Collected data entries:
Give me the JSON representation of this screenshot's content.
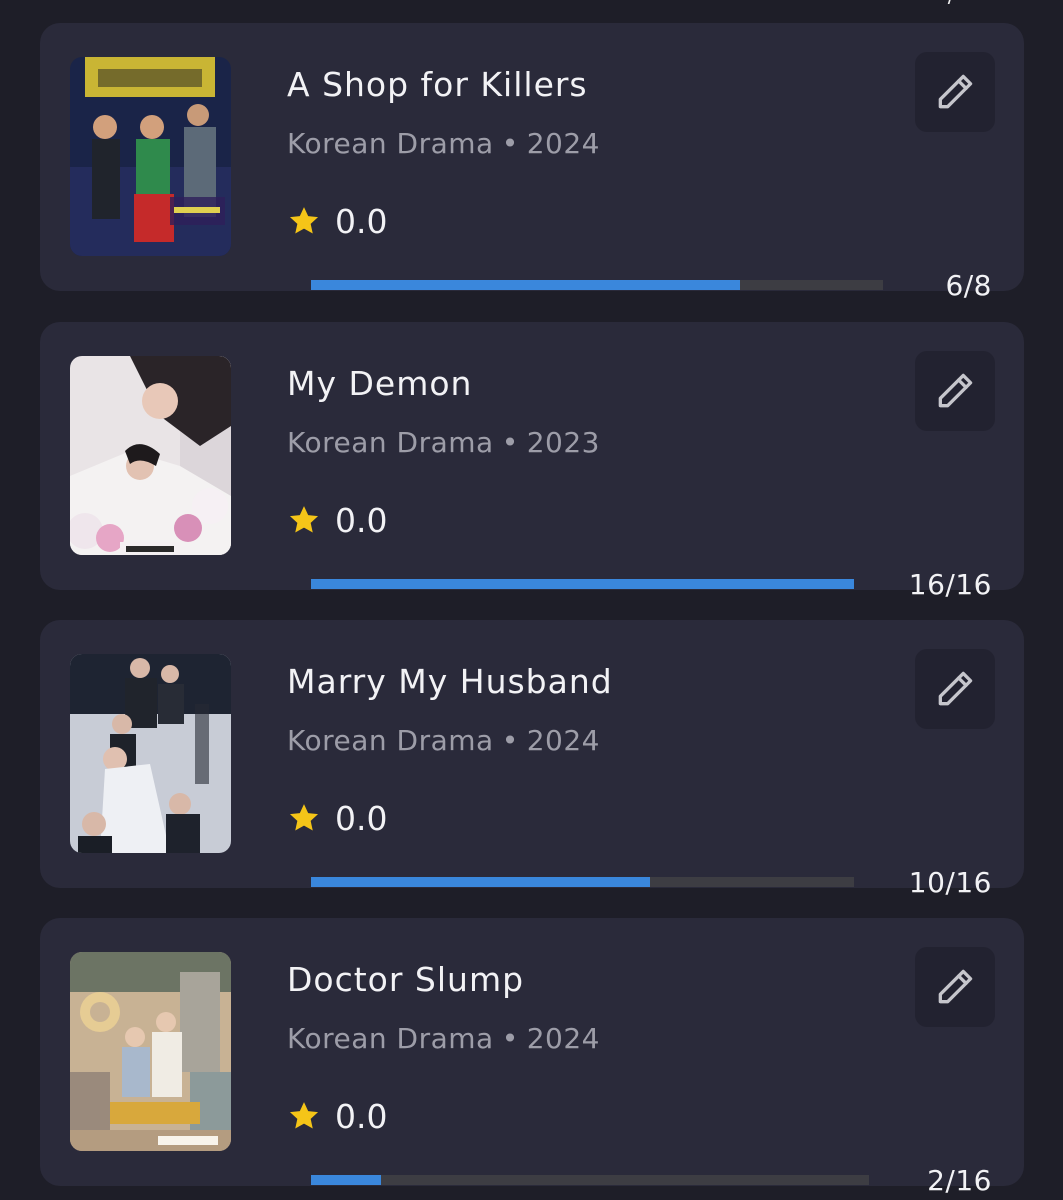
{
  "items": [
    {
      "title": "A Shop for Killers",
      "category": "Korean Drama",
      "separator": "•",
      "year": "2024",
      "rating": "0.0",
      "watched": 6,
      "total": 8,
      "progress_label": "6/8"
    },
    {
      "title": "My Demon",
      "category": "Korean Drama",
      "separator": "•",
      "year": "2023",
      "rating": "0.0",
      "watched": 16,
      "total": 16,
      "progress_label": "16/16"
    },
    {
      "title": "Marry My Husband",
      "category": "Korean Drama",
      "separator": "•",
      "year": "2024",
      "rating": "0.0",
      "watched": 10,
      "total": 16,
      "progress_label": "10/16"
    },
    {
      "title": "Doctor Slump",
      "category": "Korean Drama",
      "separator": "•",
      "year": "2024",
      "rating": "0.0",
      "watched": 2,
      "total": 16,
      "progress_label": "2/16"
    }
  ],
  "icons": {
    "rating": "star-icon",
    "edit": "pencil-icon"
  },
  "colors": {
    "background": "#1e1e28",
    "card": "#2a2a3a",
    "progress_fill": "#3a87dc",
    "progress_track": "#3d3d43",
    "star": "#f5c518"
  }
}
...
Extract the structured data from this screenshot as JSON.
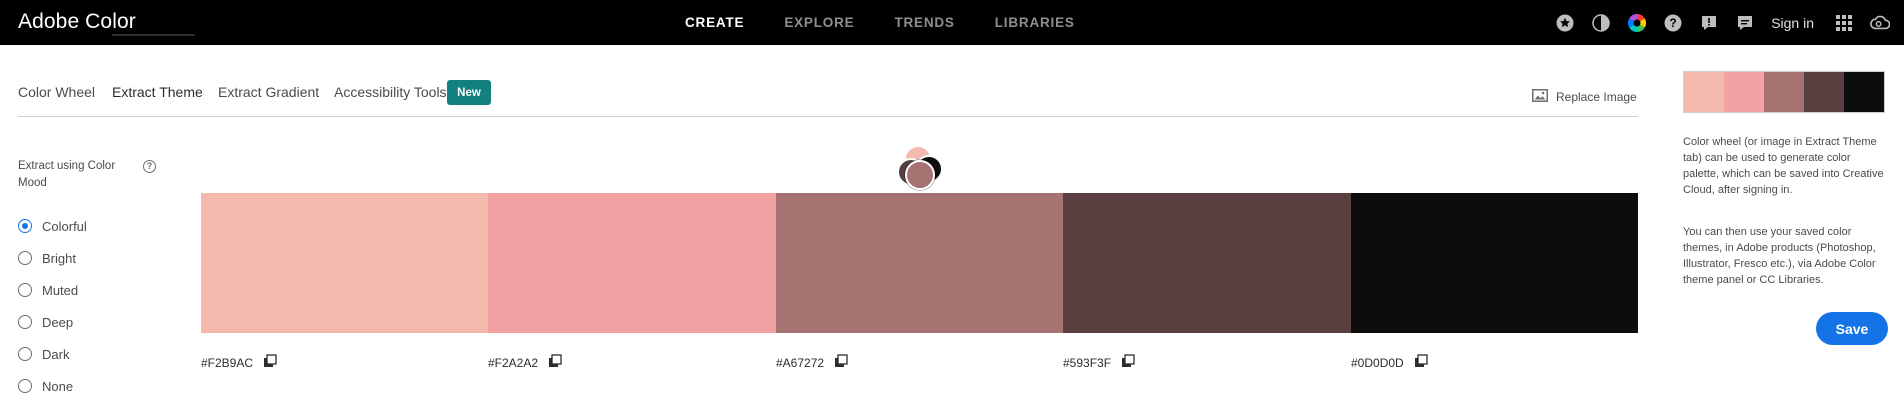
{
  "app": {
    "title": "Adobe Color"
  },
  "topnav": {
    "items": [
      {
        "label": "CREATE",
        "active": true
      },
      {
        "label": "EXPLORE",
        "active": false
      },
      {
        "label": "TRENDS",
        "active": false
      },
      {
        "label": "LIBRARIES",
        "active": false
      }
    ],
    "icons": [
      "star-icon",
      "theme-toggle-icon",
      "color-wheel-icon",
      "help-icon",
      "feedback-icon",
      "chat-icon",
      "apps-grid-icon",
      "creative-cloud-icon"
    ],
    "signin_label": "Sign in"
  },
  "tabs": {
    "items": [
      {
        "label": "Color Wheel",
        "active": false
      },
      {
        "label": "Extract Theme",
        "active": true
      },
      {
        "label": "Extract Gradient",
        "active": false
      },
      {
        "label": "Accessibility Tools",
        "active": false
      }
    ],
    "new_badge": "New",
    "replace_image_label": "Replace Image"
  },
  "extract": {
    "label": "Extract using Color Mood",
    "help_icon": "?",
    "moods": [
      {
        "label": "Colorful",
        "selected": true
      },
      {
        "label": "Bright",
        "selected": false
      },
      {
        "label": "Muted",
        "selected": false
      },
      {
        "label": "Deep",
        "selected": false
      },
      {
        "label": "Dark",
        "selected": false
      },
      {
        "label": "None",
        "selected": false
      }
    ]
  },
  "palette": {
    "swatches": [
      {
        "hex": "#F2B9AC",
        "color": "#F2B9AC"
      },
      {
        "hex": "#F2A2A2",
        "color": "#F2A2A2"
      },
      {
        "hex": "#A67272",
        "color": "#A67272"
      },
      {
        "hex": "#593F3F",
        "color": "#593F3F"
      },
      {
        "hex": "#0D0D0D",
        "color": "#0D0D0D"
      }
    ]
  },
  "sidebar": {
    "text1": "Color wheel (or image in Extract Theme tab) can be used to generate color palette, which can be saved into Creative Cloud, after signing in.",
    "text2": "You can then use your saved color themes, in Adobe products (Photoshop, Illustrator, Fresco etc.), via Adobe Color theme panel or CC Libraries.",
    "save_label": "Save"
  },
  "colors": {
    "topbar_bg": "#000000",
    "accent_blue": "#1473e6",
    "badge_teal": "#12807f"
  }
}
==
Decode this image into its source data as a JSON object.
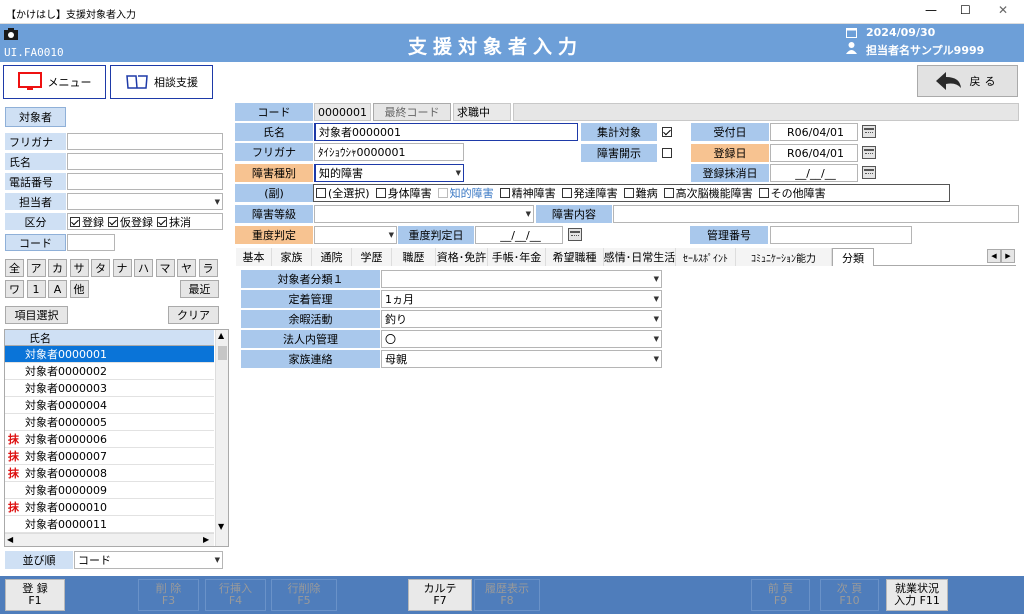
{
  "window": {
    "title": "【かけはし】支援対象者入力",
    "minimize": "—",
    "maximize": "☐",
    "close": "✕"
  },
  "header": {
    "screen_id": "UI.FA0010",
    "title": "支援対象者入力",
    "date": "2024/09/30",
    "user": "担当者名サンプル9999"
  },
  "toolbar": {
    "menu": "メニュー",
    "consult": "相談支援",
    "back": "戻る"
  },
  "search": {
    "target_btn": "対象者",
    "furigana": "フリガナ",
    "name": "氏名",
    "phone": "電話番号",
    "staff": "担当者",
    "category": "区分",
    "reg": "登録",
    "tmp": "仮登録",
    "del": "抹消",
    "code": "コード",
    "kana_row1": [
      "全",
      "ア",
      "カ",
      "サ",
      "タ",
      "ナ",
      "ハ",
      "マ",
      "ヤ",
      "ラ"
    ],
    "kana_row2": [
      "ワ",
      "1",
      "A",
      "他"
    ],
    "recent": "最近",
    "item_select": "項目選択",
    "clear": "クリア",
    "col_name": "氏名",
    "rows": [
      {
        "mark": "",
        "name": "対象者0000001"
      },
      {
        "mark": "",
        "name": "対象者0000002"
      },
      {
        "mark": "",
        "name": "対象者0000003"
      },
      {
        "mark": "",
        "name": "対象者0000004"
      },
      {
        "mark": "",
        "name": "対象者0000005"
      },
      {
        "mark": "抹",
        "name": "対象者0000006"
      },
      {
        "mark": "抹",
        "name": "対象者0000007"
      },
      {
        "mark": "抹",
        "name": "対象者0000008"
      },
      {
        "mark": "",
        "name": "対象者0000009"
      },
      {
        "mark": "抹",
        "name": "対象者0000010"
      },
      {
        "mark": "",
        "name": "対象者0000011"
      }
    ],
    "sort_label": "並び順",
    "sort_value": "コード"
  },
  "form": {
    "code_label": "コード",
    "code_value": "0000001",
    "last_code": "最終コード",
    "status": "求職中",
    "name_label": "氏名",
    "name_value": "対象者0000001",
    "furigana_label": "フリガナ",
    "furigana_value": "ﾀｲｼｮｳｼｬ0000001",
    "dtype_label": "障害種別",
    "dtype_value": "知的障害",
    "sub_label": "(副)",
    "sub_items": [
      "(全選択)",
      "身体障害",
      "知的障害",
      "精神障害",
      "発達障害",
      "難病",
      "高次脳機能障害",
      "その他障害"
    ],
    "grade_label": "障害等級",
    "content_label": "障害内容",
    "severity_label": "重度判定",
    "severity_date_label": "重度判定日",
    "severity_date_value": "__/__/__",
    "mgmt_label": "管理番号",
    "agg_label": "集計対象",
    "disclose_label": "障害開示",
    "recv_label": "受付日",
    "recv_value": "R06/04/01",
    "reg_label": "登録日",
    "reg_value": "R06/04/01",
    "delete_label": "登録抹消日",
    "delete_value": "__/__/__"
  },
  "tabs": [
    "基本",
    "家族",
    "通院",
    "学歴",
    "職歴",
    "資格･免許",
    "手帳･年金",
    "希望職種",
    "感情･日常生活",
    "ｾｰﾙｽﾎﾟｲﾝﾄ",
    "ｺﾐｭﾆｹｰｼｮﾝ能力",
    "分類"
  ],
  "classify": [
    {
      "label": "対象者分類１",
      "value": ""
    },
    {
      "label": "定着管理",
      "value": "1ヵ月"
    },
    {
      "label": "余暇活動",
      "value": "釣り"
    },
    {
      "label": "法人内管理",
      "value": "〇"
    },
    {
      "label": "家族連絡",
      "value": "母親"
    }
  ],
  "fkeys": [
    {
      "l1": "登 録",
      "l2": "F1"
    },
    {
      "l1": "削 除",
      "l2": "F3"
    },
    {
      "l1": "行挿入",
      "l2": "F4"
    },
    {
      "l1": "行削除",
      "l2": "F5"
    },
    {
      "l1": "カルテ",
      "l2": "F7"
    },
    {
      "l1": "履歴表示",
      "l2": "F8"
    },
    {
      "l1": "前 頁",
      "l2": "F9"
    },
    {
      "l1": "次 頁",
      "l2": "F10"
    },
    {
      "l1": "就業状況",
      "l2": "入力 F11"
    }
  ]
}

> _SET PROBLEM_: Count the lines that include the word "palette" and state the result as a bare number.

> _RESULT OF THIS TASK_: 2